* Challenge *
Each entry that follows is to be retyped exactly. Pictures do not belong in the copy.

##########

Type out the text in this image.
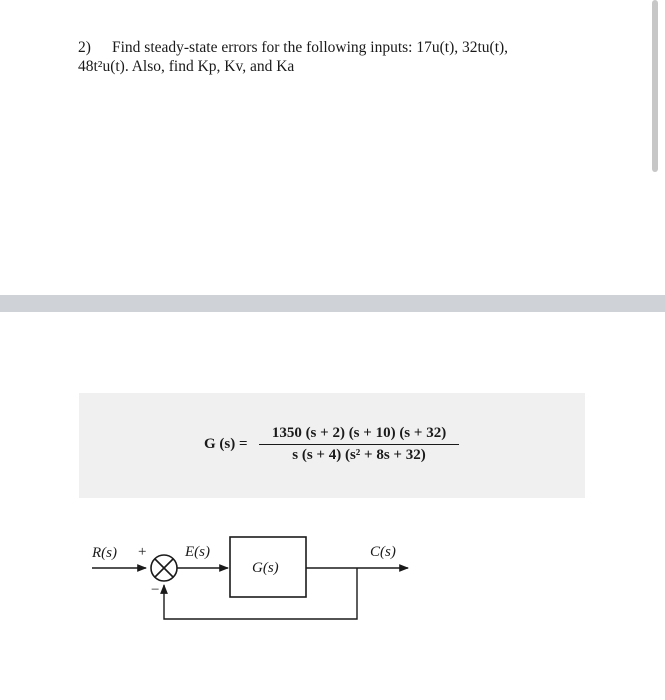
2) Find steady-state errors for the following inputs: 17u(t), 32tu(t),
48t²u(t). Also, find Kp, Kv, and Ka
G (s) =
1350 (s + 2) (s + 10) (s + 32)
s (s + 4) (s² + 8s + 32)
R(s) +
−
E(s)
G(s)
C(s)
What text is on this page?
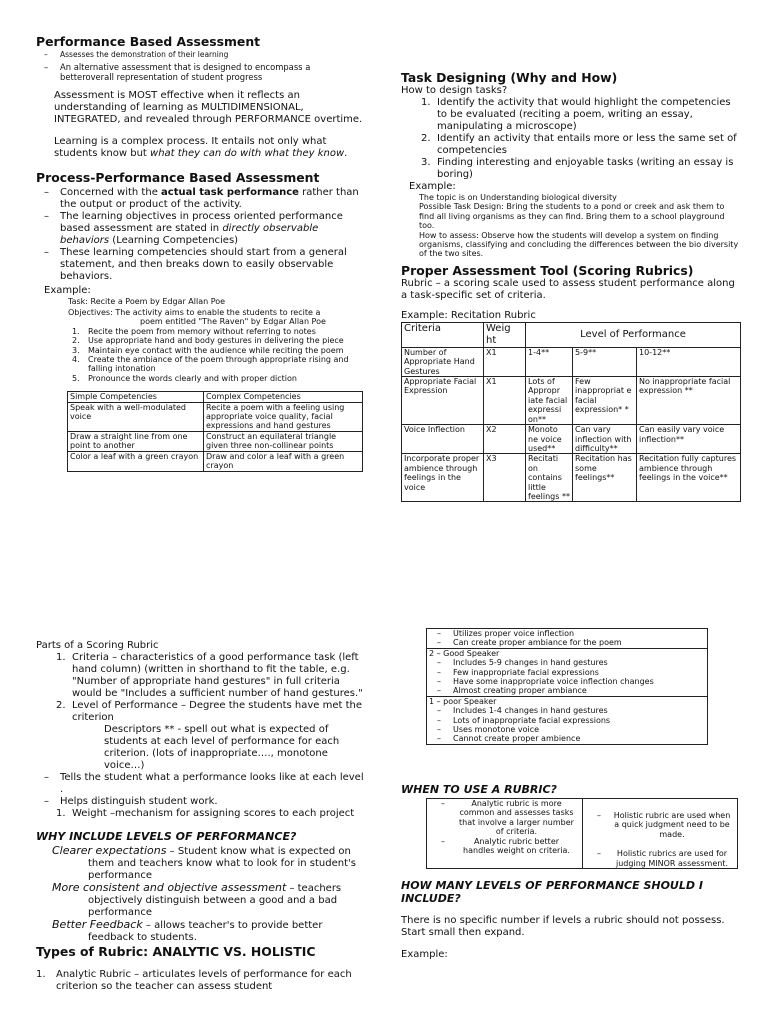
Performance Based Assessment
– Assesses the demonstration of their learning
– An alternative assessment that is designed to encompass a betteroverall representation of student progress

Assessment is MOST effective when it reflects an understanding of learning as MULTIDIMENSIONAL, INTEGRATED, and revealed through PERFORMANCE overtime.

Learning is a complex process. It entails not only what students know but what they can do with what they know.

Process-Performance Based Assessment
– Concerned with the actual task performance rather than the output or product of the activity.
– The learning objectives in process oriented performance based assessment are stated in directly observable behaviors (Learning Competencies)
– These learning competencies should start from a general statement, and then breaks down to easily observable behaviors.

Example:

Task: Recite a Poem by Edgar Allan Poe

Objectives: The activity aims to enable the students to recite a

poem entitled "The Raven" by Edgar Allan Poe

1. Recite the poem from memory without referring to notes
2. Use appropriate hand and body gestures in delivering the piece
3. Maintain eye contact with the audience while reciting the poem
4. Create the ambiance of the poem through appropriate rising and falling intonation
5. Pronounce the words clearly and with proper diction
Simple Competencies	Complex Competencies
Speak with a well-modulated voice	Recite a poem with a feeling using appropriate voice quality, facial expressions and hand gestures
Draw a straight line from one point to another	Construct an equilateral triangle given three non-collinear points
Color a leaf with a green crayon	Draw and color a leaf with a green crayon
Task Designing (Why and How)

How to design tasks?

1. Identify the activity that would highlight the competencies to be evaluated (reciting a poem, writing an essay, manipulating a microscope)
2. Identify an activity that entails more or less the same set of competencies
3. Finding interesting and enjoyable tasks (writing an essay is boring)

Example:

The topic is on Understanding biological diversity

Possible Task Design: Bring the students to a pond or creek and ask them to find all living organisms as they can find. Bring them to a school playground too.

How to assess: Observe how the students will develop a system on finding organisms, classifying and concluding the differences between the bio diversity of the two sites.

Proper Assessment Tool (Scoring Rubrics)

Rubric – a scoring scale used to assess student performance along a task-specific set of criteria.

Example: Recitation Rubric

Criteria	Weig ht	Level of Performance		
Number of Appropriate Hand Gestures	X1	1-4**	5-9**	10-12**
Appropriate Facial Expression	X1	Lots of Appropr iate facial expressi on**	Few inappropriat e facial expression* *	No inappropriate facial expression **
Voice Inflection	X2	Monoto ne voice used**	Can vary inflection with difficulty**	Can easily vary voice inflection**
Incorporate proper ambience through feelings in the voice	X3	Recitati on contains little feelings **	Recitation has some feelings**	Recitation fully captures ambience through feelings in the voice**

Parts of a Scoring Rubric

1. Criteria – characteristics of a good performance task (left hand column) (written in shorthand to fit the table, e.g. "Number of appropriate hand gestures" in full criteria would be "Includes a sufficient number of hand gestures."
2. Level of Performance – Degree the students have met the criterion

Descriptors ** - spell out what is expected of students at each level of performance for each criterion. (lots of inappropriate…., monotone voice…)

– Tells the student what a performance looks like at each level .
– Helps distinguish student work.
1. Weight –mechanism for assigning scores to each project
WHY INCLUDE LEVELS OF PERFORMANCE?

Clearer expectations – Student know what is expected on them and teachers know what to look for in student's performance

More consistent and objective assessment – teachers objectively distinguish between a good and a bad performance

Better Feedback – allows teacher's to provide better feedback to students.

Types of Rubric: ANALYTIC VS. HOLISTIC
1. Analytic Rubric – articulates levels of performance for each criterion so the teacher can assess student
– Utilizes proper voice inflection
– Can create proper ambiance for the poem

2 – Good Speaker

– Includes 5-9 changes in hand gestures
– Few inappropriate facial expressions
– Have some inappropriate voice inflection changes
– Almost creating proper ambiance

1 – poor Speaker

– Includes 1-4 changes in hand gestures
– Lots of inappropriate facial expressions
– Uses monotone voice
– Cannot create proper ambience
WHEN TO USE A RUBRIC?
– Analytic rubric is more common and assesses tasks that involve a larger number of criteria.
– Analytic rubric better handles weight on criteria.

– Holistic rubric are used when a quick judgment need to be made.
– Holistic rubrics are used for judging MINOR assessment.
HOW MANY LEVELS OF PERFORMANCE SHOULD I INCLUDE?

There is no specific number if levels a rubric should not possess. Start small then expand.

Example:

##########

* Problem solution *
Type out the text in this image.
2) Find steady-state errors for the following inputs: 17u(t), 32tu(t),
48t²u(t). Also, find Kp, Kv, and Ka
G (s) =
1350 (s + 2) (s + 10) (s + 32)
s (s + 4) (s² + 8s + 32)
R(s) +
−
E(s)
G(s)
C(s)
What text is on this page?
Performance Based Assessment
– Assesses the demonstration of their learning
– An alternative assessment that is designed to encompass a betteroverall representation of student progress

Assessment is MOST effective when it reflects an understanding of learning as MULTIDIMENSIONAL, INTEGRATED, and revealed through PERFORMANCE overtime.

Learning is a complex process. It entails not only what students know but what they can do with what they know.

Process-Performance Based Assessment
– Concerned with the actual task performance rather than the output or product of the activity.
– The learning objectives in process oriented performance based assessment are stated in directly observable behaviors (Learning Competencies)
– These learning competencies should start from a general statement, and then breaks down to easily observable behaviors.

Example:

Task: Recite a Poem by Edgar Allan Poe

Objectives: The activity aims to enable the students to recite a

poem entitled "The Raven" by Edgar Allan Poe

1. Recite the poem from memory without referring to notes
2. Use appropriate hand and body gestures in delivering the piece
3. Maintain eye contact with the audience while reciting the poem
4. Create the ambiance of the poem through appropriate rising and falling intonation
5. Pronounce the words clearly and with proper diction
Simple Competencies	Complex Competencies
Speak with a well-modulated voice	Recite a poem with a feeling using appropriate voice quality, facial expressions and hand gestures
Draw a straight line from one point to another	Construct an equilateral triangle given three non-collinear points
Color a leaf with a green crayon	Draw and color a leaf with a green crayon
Task Designing (Why and How)

How to design tasks?

1. Identify the activity that would highlight the competencies to be evaluated (reciting a poem, writing an essay, manipulating a microscope)
2. Identify an activity that entails more or less the same set of competencies
3. Finding interesting and enjoyable tasks (writing an essay is boring)

Example:

The topic is on Understanding biological diversity

Possible Task Design: Bring the students to a pond or creek and ask them to find all living organisms as they can find. Bring them to a school playground too.

How to assess: Observe how the students will develop a system on finding organisms, classifying and concluding the differences between the bio diversity of the two sites.

Proper Assessment Tool (Scoring Rubrics)

Rubric – a scoring scale used to assess student performance along a task-specific set of criteria.

Example: Recitation Rubric

Criteria	Weig ht	Level of Performance		
Number of Appropriate Hand Gestures	X1	1-4**	5-9**	10-12**
Appropriate Facial Expression	X1	Lots of Appropr iate facial expressi on**	Few inappropriat e facial expression* *	No inappropriate facial expression **
Voice Inflection	X2	Monoto ne voice used**	Can vary inflection with difficulty**	Can easily vary voice inflection**
Incorporate proper ambience through feelings in the voice	X3	Recitati on contains little feelings **	Recitation has some feelings**	Recitation fully captures ambience through feelings in the voice**

Parts of a Scoring Rubric

1. Criteria – characteristics of a good performance task (left hand column) (written in shorthand to fit the table, e.g. "Number of appropriate hand gestures" in full criteria would be "Includes a sufficient number of hand gestures."
2. Level of Performance – Degree the students have met the criterion

Descriptors ** - spell out what is expected of students at each level of performance for each criterion. (lots of inappropriate…., monotone voice…)

– Tells the student what a performance looks like at each level .
– Helps distinguish student work.
1. Weight –mechanism for assigning scores to each project
WHY INCLUDE LEVELS OF PERFORMANCE?

Clearer expectations – Student know what is expected on them and teachers know what to look for in student's performance

More consistent and objective assessment – teachers objectively distinguish between a good and a bad performance

Better Feedback – allows teacher's to provide better feedback to students.

Types of Rubric: ANALYTIC VS. HOLISTIC
1. Analytic Rubric – articulates levels of performance for each criterion so the teacher can assess student
– Utilizes proper voice inflection
– Can create proper ambiance for the poem

2 – Good Speaker

– Includes 5-9 changes in hand gestures
– Few inappropriate facial expressions
– Have some inappropriate voice inflection changes
– Almost creating proper ambiance

1 – poor Speaker

– Includes 1-4 changes in hand gestures
– Lots of inappropriate facial expressions
– Uses monotone voice
– Cannot create proper ambience
WHEN TO USE A RUBRIC?
– Analytic rubric is more common and assesses tasks that involve a larger number of criteria.
– Analytic rubric better handles weight on criteria.

– Holistic rubric are used when a quick judgment need to be made.
– Holistic rubrics are used for judging MINOR assessment.
HOW MANY LEVELS OF PERFORMANCE SHOULD I INCLUDE?

There is no specific number if levels a rubric should not possess. Start small then expand.

Example:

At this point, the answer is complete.